• Requirement:
Write out all lines holding the word "rubel".

+-------+

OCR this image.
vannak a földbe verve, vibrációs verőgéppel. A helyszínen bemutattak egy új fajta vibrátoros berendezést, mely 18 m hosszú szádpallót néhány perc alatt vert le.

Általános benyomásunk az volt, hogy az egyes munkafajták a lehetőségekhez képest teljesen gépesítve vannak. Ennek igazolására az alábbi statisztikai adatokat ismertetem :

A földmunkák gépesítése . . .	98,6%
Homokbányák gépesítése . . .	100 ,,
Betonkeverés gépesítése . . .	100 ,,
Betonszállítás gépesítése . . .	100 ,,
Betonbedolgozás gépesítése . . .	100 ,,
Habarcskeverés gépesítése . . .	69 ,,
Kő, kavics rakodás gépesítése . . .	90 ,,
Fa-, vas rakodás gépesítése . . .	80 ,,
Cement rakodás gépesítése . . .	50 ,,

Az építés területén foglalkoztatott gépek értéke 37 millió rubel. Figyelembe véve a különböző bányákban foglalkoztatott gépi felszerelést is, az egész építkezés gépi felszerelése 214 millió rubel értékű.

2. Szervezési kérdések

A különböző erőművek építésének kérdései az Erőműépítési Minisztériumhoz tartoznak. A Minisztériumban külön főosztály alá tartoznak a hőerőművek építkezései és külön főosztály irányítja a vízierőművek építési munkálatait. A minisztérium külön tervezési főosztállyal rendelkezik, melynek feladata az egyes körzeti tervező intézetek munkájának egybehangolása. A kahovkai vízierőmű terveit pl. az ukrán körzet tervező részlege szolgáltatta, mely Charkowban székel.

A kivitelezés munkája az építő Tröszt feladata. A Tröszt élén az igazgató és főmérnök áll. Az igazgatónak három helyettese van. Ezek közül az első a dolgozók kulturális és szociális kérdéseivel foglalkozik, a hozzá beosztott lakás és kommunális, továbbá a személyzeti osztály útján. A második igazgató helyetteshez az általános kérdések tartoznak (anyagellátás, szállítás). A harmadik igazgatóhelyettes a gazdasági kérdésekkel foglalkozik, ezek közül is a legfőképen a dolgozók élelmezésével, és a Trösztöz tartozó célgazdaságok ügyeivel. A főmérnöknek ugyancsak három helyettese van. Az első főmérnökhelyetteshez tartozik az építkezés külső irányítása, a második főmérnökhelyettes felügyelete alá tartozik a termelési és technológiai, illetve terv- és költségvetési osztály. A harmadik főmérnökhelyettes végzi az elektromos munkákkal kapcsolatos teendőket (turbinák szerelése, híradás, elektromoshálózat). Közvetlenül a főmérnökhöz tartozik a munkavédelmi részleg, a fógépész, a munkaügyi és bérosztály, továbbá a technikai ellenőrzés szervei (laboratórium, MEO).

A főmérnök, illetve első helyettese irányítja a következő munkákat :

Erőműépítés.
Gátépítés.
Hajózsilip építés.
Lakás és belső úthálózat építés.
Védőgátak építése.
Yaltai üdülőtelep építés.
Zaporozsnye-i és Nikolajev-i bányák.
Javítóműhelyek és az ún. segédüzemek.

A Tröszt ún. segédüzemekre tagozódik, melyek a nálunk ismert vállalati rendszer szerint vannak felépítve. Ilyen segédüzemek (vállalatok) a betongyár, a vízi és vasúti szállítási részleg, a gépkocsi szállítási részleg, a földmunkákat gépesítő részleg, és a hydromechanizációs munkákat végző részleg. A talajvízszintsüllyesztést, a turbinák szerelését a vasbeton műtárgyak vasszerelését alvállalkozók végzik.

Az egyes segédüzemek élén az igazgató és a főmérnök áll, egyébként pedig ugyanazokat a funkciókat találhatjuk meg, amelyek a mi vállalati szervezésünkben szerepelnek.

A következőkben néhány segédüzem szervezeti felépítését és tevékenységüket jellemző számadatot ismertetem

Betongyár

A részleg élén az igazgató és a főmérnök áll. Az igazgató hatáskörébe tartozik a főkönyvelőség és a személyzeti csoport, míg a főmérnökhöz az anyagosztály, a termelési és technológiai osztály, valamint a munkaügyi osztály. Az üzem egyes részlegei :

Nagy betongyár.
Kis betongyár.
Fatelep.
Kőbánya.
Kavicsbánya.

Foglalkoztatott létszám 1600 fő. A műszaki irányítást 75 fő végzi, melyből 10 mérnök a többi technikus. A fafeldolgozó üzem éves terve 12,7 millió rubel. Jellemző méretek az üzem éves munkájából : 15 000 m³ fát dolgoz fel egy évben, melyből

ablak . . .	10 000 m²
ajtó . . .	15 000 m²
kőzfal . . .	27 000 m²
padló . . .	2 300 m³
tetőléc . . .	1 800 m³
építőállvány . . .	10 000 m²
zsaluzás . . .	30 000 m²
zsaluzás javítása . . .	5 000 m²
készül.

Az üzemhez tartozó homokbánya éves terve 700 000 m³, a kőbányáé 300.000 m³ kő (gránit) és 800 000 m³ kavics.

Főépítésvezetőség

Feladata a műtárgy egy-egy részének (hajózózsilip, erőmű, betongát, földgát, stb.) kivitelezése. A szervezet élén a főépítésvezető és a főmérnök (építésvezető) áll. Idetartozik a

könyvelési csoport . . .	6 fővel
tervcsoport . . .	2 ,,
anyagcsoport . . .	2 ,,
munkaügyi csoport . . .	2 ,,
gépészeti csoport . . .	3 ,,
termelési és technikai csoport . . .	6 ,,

+-------+

• Task output:
Az építés területén foglalkoztatott gépek értéke 37 millió rubel. Figyelembe véve a különböző bányákban foglalkoztatott gépi felszerelést is, az egész építkezés gépi felszerelése 214 millió rubel értékű.
Foglalkoztatott létszám 1600 fő. A műszaki irányítást 75 fő végzi, melyből 10 mérnök a többi technikus. A fafeldolgozó üzem éves terve 12,7 millió rubel. Jellemző méretek az üzem éves munkájából : 15 000 m³ fát dolgoz fel egy évben, melyből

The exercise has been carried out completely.